Dataset items

↓

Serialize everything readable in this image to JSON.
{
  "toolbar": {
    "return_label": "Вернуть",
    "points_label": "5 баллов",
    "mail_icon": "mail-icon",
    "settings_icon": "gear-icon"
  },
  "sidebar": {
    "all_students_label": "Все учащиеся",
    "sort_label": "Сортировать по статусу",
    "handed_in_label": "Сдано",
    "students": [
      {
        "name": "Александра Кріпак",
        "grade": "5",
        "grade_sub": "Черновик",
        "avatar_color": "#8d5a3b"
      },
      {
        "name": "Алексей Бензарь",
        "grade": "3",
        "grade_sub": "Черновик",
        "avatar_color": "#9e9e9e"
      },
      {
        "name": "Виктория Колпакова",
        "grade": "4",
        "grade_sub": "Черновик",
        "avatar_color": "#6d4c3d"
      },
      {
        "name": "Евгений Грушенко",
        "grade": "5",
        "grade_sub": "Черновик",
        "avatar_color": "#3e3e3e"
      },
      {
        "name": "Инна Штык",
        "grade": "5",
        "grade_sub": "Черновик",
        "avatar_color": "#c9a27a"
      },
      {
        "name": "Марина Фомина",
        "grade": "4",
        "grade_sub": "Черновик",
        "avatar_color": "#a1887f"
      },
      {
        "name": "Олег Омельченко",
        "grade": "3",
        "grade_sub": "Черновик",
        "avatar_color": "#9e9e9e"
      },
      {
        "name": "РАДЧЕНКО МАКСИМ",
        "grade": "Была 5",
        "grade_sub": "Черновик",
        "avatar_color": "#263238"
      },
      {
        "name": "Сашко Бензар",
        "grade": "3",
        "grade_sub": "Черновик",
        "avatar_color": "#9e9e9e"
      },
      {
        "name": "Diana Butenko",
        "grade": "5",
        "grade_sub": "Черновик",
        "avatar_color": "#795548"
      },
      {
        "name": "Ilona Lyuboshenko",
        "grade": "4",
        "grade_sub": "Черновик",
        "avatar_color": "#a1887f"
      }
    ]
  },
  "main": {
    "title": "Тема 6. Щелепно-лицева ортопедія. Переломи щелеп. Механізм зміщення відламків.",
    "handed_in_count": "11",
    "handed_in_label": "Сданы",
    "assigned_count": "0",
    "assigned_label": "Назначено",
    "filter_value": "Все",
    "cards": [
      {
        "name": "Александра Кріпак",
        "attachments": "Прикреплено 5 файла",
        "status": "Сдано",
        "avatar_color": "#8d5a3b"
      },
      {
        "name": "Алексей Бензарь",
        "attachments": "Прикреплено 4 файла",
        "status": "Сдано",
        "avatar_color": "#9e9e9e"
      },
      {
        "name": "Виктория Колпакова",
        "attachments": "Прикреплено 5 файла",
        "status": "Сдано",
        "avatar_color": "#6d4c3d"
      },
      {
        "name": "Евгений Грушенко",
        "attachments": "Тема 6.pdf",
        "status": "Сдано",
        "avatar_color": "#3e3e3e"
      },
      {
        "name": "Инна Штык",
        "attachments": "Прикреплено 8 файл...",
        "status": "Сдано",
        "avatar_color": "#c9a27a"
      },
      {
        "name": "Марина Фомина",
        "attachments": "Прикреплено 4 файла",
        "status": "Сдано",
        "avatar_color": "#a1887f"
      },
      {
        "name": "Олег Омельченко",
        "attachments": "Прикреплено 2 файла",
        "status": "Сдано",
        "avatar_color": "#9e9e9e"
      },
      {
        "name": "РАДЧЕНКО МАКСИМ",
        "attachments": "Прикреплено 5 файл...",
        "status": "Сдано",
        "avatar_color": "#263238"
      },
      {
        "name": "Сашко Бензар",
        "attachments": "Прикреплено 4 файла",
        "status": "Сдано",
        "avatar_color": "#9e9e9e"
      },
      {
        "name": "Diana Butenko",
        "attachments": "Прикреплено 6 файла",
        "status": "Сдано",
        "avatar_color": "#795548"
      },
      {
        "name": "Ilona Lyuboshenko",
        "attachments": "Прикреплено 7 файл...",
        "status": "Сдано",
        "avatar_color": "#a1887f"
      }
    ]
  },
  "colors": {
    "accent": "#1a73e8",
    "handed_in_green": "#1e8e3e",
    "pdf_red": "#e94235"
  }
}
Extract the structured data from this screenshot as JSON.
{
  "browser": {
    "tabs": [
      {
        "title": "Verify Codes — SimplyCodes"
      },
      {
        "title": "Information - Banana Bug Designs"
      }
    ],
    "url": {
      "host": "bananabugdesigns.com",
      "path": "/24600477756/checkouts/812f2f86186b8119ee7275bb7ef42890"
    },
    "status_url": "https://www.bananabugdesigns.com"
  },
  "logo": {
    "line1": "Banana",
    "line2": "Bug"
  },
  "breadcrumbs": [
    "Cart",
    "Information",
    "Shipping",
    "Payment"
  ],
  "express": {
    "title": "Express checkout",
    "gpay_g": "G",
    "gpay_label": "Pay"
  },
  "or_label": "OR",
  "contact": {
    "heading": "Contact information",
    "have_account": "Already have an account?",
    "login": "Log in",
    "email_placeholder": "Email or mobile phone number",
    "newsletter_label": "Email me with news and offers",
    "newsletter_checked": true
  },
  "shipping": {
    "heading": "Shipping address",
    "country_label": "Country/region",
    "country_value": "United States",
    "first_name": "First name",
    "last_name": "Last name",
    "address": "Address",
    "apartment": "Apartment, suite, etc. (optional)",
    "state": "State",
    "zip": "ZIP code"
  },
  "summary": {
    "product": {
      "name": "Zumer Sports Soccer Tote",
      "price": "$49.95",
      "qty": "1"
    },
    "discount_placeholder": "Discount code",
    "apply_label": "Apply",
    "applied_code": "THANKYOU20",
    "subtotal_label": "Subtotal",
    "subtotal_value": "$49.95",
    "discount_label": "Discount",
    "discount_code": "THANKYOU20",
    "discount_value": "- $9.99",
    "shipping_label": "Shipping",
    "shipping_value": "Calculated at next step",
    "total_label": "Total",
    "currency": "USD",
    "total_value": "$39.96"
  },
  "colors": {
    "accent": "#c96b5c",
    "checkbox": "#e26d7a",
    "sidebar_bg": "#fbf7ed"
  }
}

↑

TASK GOAL:
Faithfully reproduce all of the records, character for character.

RESULT OF THIS EXERCISE:
Serialize everything readable in this image to JSON.
{
  "toolbar": {
    "return_label": "Вернуть",
    "points_label": "5 баллов",
    "mail_icon": "mail-icon",
    "settings_icon": "gear-icon"
  },
  "sidebar": {
    "all_students_label": "Все учащиеся",
    "sort_label": "Сортировать по статусу",
    "handed_in_label": "Сдано",
    "students": [
      {
        "name": "Александра Кріпак",
        "grade": "5",
        "grade_sub": "Черновик",
        "avatar_color": "#8d5a3b"
      },
      {
        "name": "Алексей Бензарь",
        "grade": "3",
        "grade_sub": "Черновик",
        "avatar_color": "#9e9e9e"
      },
      {
        "name": "Виктория Колпакова",
        "grade": "4",
        "grade_sub": "Черновик",
        "avatar_color": "#6d4c3d"
      },
      {
        "name": "Евгений Грушенко",
        "grade": "5",
        "grade_sub": "Черновик",
        "avatar_color": "#3e3e3e"
      },
      {
        "name": "Инна Штык",
        "grade": "5",
        "grade_sub": "Черновик",
        "avatar_color": "#c9a27a"
      },
      {
        "name": "Марина Фомина",
        "grade": "4",
        "grade_sub": "Черновик",
        "avatar_color": "#a1887f"
      },
      {
        "name": "Олег Омельченко",
        "grade": "3",
        "grade_sub": "Черновик",
        "avatar_color": "#9e9e9e"
      },
      {
        "name": "РАДЧЕНКО МАКСИМ",
        "grade": "Была 5",
        "grade_sub": "Черновик",
        "avatar_color": "#263238"
      },
      {
        "name": "Сашко Бензар",
        "grade": "3",
        "grade_sub": "Черновик",
        "avatar_color": "#9e9e9e"
      },
      {
        "name": "Diana Butenko",
        "grade": "5",
        "grade_sub": "Черновик",
        "avatar_color": "#795548"
      },
      {
        "name": "Ilona Lyuboshenko",
        "grade": "4",
        "grade_sub": "Черновик",
        "avatar_color": "#a1887f"
      }
    ]
  },
  "main": {
    "title": "Тема 6. Щелепно-лицева ортопедія. Переломи щелеп. Механізм зміщення відламків.",
    "handed_in_count": "11",
    "handed_in_label": "Сданы",
    "assigned_count": "0",
    "assigned_label": "Назначено",
    "filter_value": "Все",
    "cards": [
      {
        "name": "Александра Кріпак",
        "attachments": "Прикреплено 5 файла",
        "status": "Сдано",
        "avatar_color": "#8d5a3b"
      },
      {
        "name": "Алексей Бензарь",
        "attachments": "Прикреплено 4 файла",
        "status": "Сдано",
        "avatar_color": "#9e9e9e"
      },
      {
        "name": "Виктория Колпакова",
        "attachments": "Прикреплено 5 файла",
        "status": "Сдано",
        "avatar_color": "#6d4c3d"
      },
      {
        "name": "Евгений Грушенко",
        "attachments": "Тема 6.pdf",
        "status": "Сдано",
        "avatar_color": "#3e3e3e"
      },
      {
        "name": "Инна Штык",
        "attachments": "Прикреплено 8 файл...",
        "status": "Сдано",
        "avatar_color": "#c9a27a"
      },
      {
        "name": "Марина Фомина",
        "attachments": "Прикреплено 4 файла",
        "status": "Сдано",
        "avatar_color": "#a1887f"
      },
      {
        "name": "Олег Омельченко",
        "attachments": "Прикреплено 2 файла",
        "status": "Сдано",
        "avatar_color": "#9e9e9e"
      },
      {
        "name": "РАДЧЕНКО МАКСИМ",
        "attachments": "Прикреплено 5 файл...",
        "status": "Сдано",
        "avatar_color": "#263238"
      },
      {
        "name": "Сашко Бензар",
        "attachments": "Прикреплено 4 файла",
        "status": "Сдано",
        "avatar_color": "#9e9e9e"
      },
      {
        "name": "Diana Butenko",
        "attachments": "Прикреплено 6 файла",
        "status": "Сдано",
        "avatar_color": "#795548"
      },
      {
        "name": "Ilona Lyuboshenko",
        "attachments": "Прикреплено 7 файл...",
        "status": "Сдано",
        "avatar_color": "#a1887f"
      }
    ]
  },
  "colors": {
    "accent": "#1a73e8",
    "handed_in_green": "#1e8e3e",
    "pdf_red": "#e94235"
  }
}
Extract the structured data from this screenshot as JSON.
{
  "browser": {
    "tabs": [
      {
        "title": "Verify Codes — SimplyCodes"
      },
      {
        "title": "Information - Banana Bug Designs"
      }
    ],
    "url": {
      "host": "bananabugdesigns.com",
      "path": "/24600477756/checkouts/812f2f86186b8119ee7275bb7ef42890"
    },
    "status_url": "https://www.bananabugdesigns.com"
  },
  "logo": {
    "line1": "Banana",
    "line2": "Bug"
  },
  "breadcrumbs": [
    "Cart",
    "Information",
    "Shipping",
    "Payment"
  ],
  "express": {
    "title": "Express checkout",
    "gpay_g": "G",
    "gpay_label": "Pay"
  },
  "or_label": "OR",
  "contact": {
    "heading": "Contact information",
    "have_account": "Already have an account?",
    "login": "Log in",
    "email_placeholder": "Email or mobile phone number",
    "newsletter_label": "Email me with news and offers",
    "newsletter_checked": true
  },
  "shipping": {
    "heading": "Shipping address",
    "country_label": "Country/region",
    "country_value": "United States",
    "first_name": "First name",
    "last_name": "Last name",
    "address": "Address",
    "apartment": "Apartment, suite, etc. (optional)",
    "state": "State",
    "zip": "ZIP code"
  },
  "summary": {
    "product": {
      "name": "Zumer Sports Soccer Tote",
      "price": "$49.95",
      "qty": "1"
    },
    "discount_placeholder": "Discount code",
    "apply_label": "Apply",
    "applied_code": "THANKYOU20",
    "subtotal_label": "Subtotal",
    "subtotal_value": "$49.95",
    "discount_label": "Discount",
    "discount_code": "THANKYOU20",
    "discount_value": "- $9.99",
    "shipping_label": "Shipping",
    "shipping_value": "Calculated at next step",
    "total_label": "Total",
    "currency": "USD",
    "total_value": "$39.96"
  },
  "colors": {
    "accent": "#c96b5c",
    "checkbox": "#e26d7a",
    "sidebar_bg": "#fbf7ed"
  }
}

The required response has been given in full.